---------- TASK INPUTS ----------

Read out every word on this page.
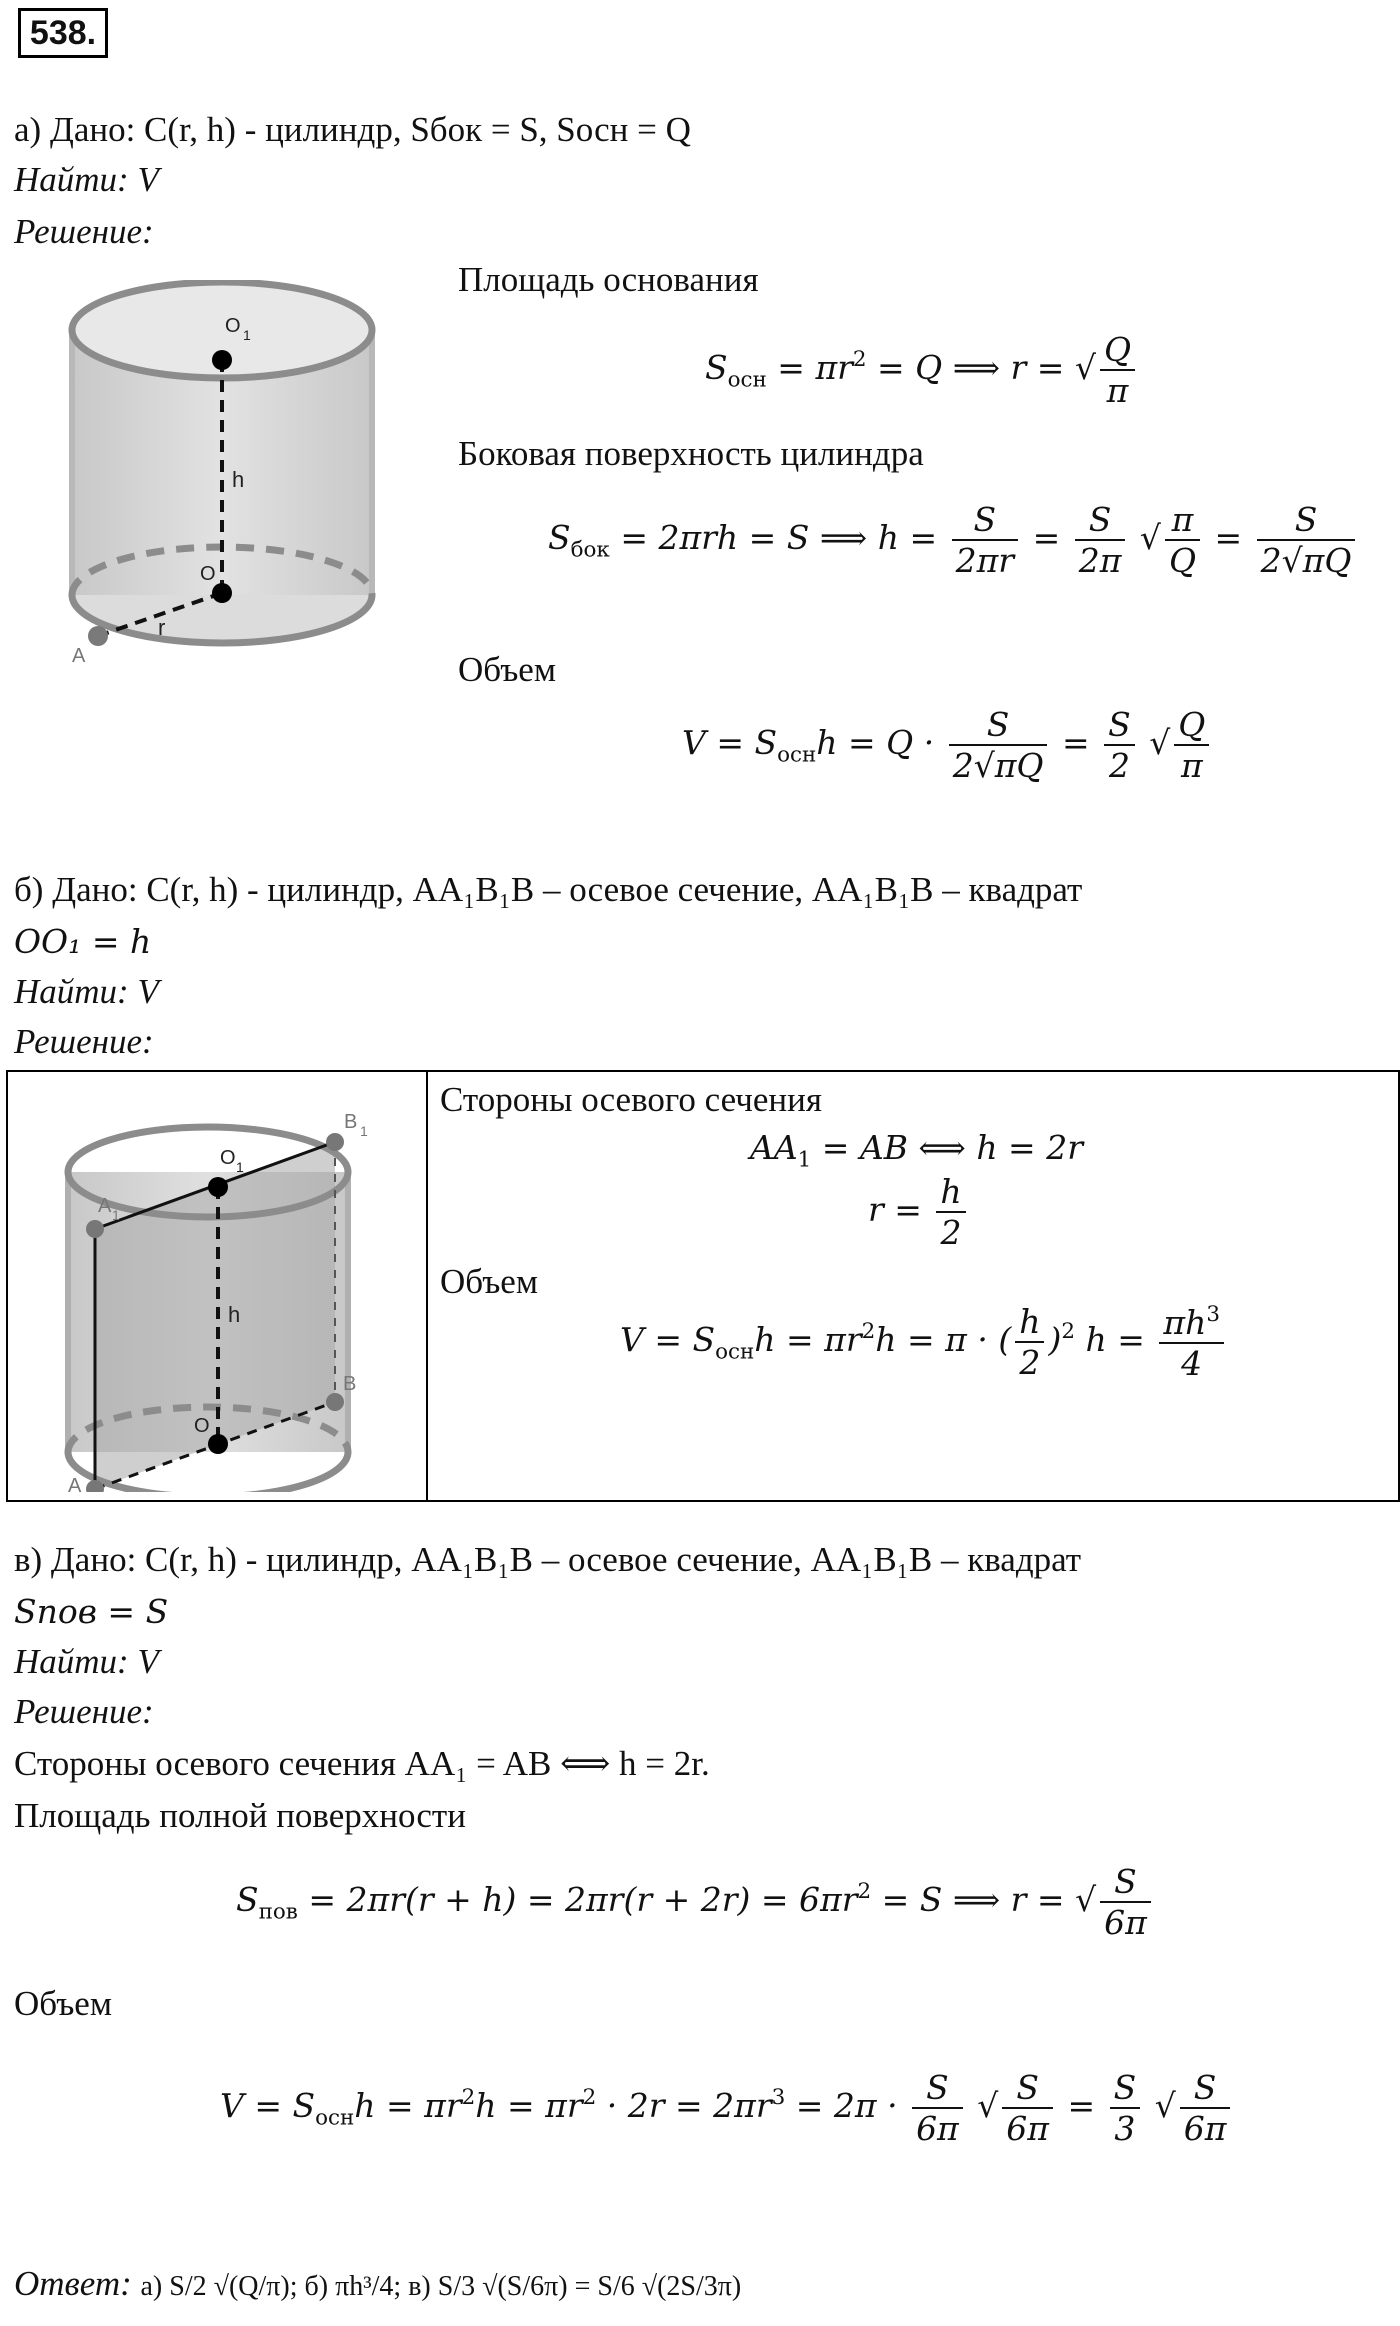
538.
а) Дано: C(r, h) - цилиндр, Sбок = S, Sосн = Q
Найти: V
Решение:
O 1
h
O
r
A
Площадь основания
$S_{осн} = \pi r^2 = Q$ ⟹ r = √ $\frac{Q}{\pi}$
Боковая поверхность цилиндра
$S_{бок} = 2\pi rh = S$ ⟹ $h = \frac{S}{2\pi r} = \frac{S}{2\pi}$ √ $\frac{\pi}{Q} = \frac{S}{2√\pi Q}$
Объем
$V = S_{осн}h = Q \cdot \frac{S}{2√\pi Q} = \frac{S}{2}$ √ $\frac{Q}{\pi}$
б) Дано: C(r, h) - цилиндр, AA₁B₁B – осевое сечение, AA₁B₁B – квадрат
OO₁ = h
Найти: V
Решение:
B 1
O 1
A 1
h
B
O
A
Стороны осевого сечения
$AA_1$ = AB ⟺ h = 2r
$r = \frac{h}{2}$
Объем
$V = S_{осн}h = \pi r^2h = \pi$ · ( $\frac{h}{2} )^2$ $h = \frac{\pi h^3}{4}$
в) Дано: C(r, h) - цилиндр, AA₁B₁B – осевое сечение, AA₁B₁B – квадрат
Sпов = S
Найти: V
Решение:
Стороны осевого сечения AA₁ = AB ⟺ h = 2r.
Площадь полной поверхности
$S_{пов} = 2\pi r(r + h) = 2\pi r(r + 2r) = 6\pi r^2 = S$ ⟹ r = √ $\frac{S}{6\pi}$
Объем
$V = S_{осн}h = \pi r^2h = \pi r^2 \cdot 2r = 2\pi r^3 = 2\pi \cdot \frac{S}{6\pi}$ √ $\frac{S}{6\pi} = \frac{S}{3}$ √ $\frac{S}{6\pi}$
Ответ: а) S/2 √(Q/π); б) πh³/4; в) S/3 √(S/6π) = S/6 √(2S/3π)
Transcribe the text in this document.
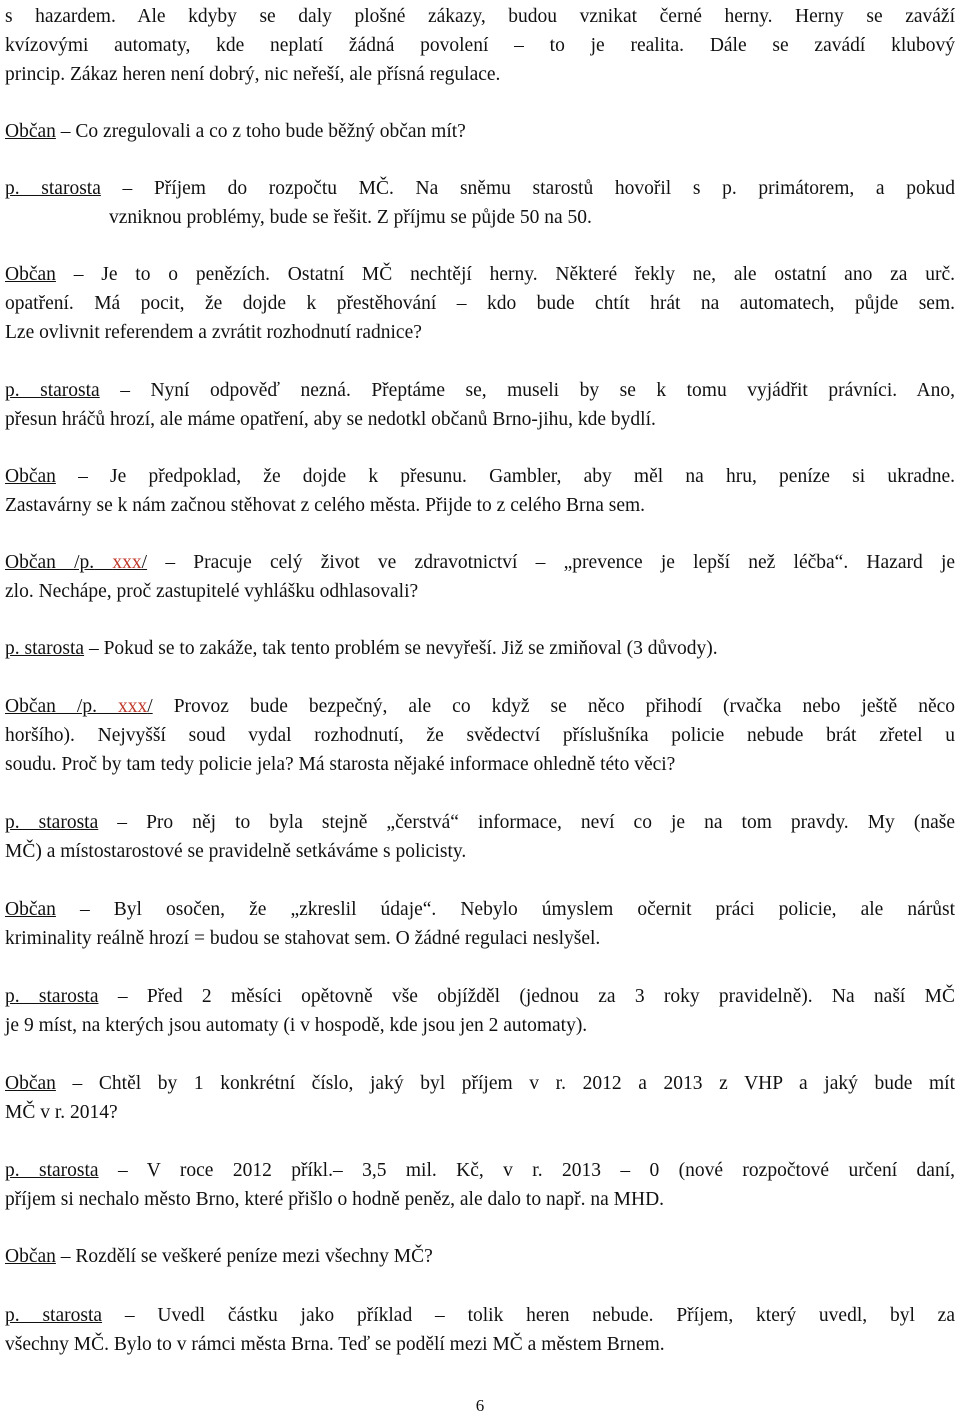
s hazardem. Ale kdyby se daly plošné zákazy, budou vznikat černé herny. Herny se zaváží
kvízovými automaty, kde neplatí žádná povolení – to je realita. Dále se zavádí klubový
princip. Zákaz heren není dobrý, nic neřeší, ale přísná regulace.
Občan – Co zregulovali a co z toho bude běžný občan mít?
p. starosta – Příjem do rozpočtu MČ. Na sněmu starostů hovořil s p. primátorem, a pokud
vzniknou problémy, bude se řešit. Z příjmu se půjde 50 na 50.
Občan – Je to o penězích. Ostatní MČ nechtějí herny. Některé řekly ne, ale ostatní ano za urč.
opatření. Má pocit, že dojde k přestěhování – kdo bude chtít hrát na automatech, půjde sem.
Lze ovlivnit referendem a zvrátit rozhodnutí radnice?
p. starosta – Nyní odpověď nezná. Přeptáme se, museli by se k tomu vyjádřit právníci. Ano,
přesun hráčů hrozí, ale máme opatření, aby se nedotkl občanů Brno-jihu, kde bydlí.
Občan – Je předpoklad, že dojde k přesunu. Gambler, aby měl na hru, peníze si ukradne.
Zastavárny se k nám začnou stěhovat z celého města. Přijde to z celého Brna sem.
Občan /p. xxx/ – Pracuje celý život ve zdravotnictví – „prevence je lepší než léčba“. Hazard je
zlo. Nechápe, proč zastupitelé vyhlášku odhlasovali?
p. starosta – Pokud se to zakáže, tak tento problém se nevyřeší. Již se zmiňoval (3 důvody).
Občan /p. xxx/ Provoz bude bezpečný, ale co když se něco přihodí (rvačka nebo ještě něco
horšího). Nejvyšší soud vydal rozhodnutí, že svědectví příslušníka policie nebude brát zřetel u
soudu. Proč by tam tedy policie jela? Má starosta nějaké informace ohledně této věci?
p. starosta – Pro něj to byla stejně „čerstvá“ informace, neví co je na tom pravdy. My (naše
MČ) a místostarostové se pravidelně setkáváme s policisty.
Občan – Byl osočen, že „zkreslil údaje“. Nebylo úmyslem očernit práci policie, ale nárůst
kriminality reálně hrozí = budou se stahovat sem. O žádné regulaci neslyšel.
p. starosta – Před 2 měsíci opětovně vše objížděl (jednou za 3 roky pravidelně). Na naší MČ
je 9 míst, na kterých jsou automaty (i v hospodě, kde jsou jen 2 automaty).
Občan – Chtěl by 1 konkrétní číslo, jaký byl příjem v r. 2012 a 2013 z VHP a jaký bude mít
MČ v r. 2014?
p. starosta – V roce 2012 příkl.– 3,5 mil. Kč, v r. 2013 – 0 (nové rozpočtové určení daní,
příjem si nechalo město Brno, které přišlo o hodně peněz, ale dalo to např. na MHD.
Občan – Rozdělí se veškeré peníze mezi všechny MČ?
p. starosta – Uvedl částku jako příklad – tolik heren nebude. Příjem, který uvedl, byl za
všechny MČ. Bylo to v rámci města Brna. Teď se podělí mezi MČ a městem Brnem.
6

----------

| AIM |
Report each line in the data that holds the word "všechny".

| THE SOLUTION |
Občan – Rozdělí se veškeré peníze mezi všechny MČ?
všechny MČ. Bylo to v rámci města Brna. Teď se podělí mezi MČ a městem Brnem.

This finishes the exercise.